- **EXERCISE REQUIREMENTS**
Report back each line of the records that contains the string "this".

- **Source data**
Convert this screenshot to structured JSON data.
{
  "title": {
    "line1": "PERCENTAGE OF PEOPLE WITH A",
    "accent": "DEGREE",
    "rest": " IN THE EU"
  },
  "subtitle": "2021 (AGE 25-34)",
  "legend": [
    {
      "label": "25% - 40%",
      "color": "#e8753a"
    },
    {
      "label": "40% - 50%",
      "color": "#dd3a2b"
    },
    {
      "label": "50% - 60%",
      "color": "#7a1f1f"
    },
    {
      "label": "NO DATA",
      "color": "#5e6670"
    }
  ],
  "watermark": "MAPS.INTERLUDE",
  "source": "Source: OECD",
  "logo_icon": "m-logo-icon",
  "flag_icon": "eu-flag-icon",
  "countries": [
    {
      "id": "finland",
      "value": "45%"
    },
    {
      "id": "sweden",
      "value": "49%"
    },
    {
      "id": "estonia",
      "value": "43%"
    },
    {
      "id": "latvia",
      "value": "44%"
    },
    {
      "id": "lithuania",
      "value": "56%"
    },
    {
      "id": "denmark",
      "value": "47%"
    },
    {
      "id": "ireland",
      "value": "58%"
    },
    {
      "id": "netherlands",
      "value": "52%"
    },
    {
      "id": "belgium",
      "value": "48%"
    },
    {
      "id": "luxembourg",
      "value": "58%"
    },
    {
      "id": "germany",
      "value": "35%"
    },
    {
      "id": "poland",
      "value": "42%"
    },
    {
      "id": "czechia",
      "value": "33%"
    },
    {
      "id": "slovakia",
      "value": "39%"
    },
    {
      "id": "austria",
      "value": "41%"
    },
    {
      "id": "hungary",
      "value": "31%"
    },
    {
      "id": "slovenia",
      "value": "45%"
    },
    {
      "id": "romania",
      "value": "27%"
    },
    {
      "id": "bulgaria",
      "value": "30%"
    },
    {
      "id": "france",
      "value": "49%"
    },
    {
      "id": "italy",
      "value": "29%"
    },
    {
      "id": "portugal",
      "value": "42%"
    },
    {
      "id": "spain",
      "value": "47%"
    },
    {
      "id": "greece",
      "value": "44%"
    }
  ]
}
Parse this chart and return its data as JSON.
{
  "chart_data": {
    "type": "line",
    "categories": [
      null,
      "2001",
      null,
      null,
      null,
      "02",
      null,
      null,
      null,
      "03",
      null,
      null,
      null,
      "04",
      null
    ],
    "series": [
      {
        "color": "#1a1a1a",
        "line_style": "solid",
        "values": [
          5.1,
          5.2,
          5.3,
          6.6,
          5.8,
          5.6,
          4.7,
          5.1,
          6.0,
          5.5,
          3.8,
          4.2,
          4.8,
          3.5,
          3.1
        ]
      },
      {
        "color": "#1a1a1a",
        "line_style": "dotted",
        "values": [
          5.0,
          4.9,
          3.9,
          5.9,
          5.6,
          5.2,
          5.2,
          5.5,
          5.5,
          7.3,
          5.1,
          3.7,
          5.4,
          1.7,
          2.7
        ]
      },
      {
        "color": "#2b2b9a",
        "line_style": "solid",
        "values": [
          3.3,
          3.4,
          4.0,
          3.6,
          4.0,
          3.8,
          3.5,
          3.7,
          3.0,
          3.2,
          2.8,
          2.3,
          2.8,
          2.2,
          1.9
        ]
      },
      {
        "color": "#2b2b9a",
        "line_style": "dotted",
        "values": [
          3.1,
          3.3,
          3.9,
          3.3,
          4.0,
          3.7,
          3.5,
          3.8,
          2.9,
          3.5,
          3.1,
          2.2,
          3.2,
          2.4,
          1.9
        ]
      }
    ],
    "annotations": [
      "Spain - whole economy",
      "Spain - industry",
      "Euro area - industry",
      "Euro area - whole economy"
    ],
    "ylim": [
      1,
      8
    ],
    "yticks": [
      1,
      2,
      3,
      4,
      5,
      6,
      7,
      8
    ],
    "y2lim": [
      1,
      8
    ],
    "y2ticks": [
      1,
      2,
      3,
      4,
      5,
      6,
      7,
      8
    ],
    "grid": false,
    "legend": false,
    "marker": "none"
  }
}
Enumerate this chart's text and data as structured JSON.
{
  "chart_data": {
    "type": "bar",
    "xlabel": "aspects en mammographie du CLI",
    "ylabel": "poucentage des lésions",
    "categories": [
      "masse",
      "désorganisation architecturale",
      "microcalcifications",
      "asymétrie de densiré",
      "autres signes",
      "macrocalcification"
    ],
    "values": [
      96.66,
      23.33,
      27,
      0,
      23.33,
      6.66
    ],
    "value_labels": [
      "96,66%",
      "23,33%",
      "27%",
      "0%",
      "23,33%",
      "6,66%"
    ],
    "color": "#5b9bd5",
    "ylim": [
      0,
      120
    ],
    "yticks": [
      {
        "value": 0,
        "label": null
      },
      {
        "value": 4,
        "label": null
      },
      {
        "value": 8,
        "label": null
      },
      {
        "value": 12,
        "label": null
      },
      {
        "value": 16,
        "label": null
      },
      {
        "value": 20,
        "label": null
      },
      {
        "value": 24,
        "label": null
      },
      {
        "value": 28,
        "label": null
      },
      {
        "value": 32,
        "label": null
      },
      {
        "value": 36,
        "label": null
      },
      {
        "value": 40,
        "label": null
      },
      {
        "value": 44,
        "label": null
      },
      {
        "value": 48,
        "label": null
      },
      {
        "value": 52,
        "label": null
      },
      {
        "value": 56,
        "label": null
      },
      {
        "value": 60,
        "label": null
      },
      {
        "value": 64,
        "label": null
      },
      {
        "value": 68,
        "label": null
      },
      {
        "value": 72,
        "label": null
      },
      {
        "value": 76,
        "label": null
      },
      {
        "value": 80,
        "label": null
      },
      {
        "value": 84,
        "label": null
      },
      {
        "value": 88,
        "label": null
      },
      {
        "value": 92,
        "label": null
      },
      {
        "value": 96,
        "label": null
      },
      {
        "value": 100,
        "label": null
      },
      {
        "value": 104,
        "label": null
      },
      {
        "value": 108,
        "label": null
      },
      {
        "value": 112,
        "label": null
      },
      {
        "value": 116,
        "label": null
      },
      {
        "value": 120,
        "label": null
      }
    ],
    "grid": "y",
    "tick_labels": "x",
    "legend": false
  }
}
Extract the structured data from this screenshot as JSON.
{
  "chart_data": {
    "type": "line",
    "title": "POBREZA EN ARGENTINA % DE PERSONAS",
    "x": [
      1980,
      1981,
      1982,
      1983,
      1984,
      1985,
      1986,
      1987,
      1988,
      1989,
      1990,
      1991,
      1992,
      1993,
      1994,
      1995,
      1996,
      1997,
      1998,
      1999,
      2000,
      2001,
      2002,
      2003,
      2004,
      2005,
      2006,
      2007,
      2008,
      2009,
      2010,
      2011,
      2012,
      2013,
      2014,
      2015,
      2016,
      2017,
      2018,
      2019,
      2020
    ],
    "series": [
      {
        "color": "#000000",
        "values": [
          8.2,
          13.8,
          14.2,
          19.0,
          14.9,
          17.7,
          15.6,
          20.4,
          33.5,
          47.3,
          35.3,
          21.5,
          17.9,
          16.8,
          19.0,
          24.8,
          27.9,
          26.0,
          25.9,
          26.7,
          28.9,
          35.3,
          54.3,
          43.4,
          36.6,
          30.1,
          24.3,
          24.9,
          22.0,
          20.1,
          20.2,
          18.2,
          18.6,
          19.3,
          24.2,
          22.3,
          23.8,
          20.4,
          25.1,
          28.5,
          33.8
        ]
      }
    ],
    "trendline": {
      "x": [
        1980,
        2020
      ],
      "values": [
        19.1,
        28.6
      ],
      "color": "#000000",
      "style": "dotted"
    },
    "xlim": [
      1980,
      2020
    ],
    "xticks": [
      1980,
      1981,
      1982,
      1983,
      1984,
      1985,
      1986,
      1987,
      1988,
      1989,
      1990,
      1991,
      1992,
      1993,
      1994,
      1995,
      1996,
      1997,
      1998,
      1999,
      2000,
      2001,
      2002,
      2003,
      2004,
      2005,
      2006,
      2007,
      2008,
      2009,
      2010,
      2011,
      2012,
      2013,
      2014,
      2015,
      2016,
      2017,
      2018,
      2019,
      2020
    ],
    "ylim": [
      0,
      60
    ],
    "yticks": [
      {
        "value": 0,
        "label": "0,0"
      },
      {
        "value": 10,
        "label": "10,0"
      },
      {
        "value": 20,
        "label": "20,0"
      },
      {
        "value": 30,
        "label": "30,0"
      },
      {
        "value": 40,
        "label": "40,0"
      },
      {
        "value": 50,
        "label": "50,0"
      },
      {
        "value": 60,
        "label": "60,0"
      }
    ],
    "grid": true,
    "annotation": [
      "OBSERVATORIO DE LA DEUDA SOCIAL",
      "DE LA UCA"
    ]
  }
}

- **FULL SOLUTION**
Convert this screenshot to structured JSON data.
Parse this chart and return its data as JSON.
Enumerate this chart's text and data as structured JSON.
Extract the structured data from this screenshot as JSON.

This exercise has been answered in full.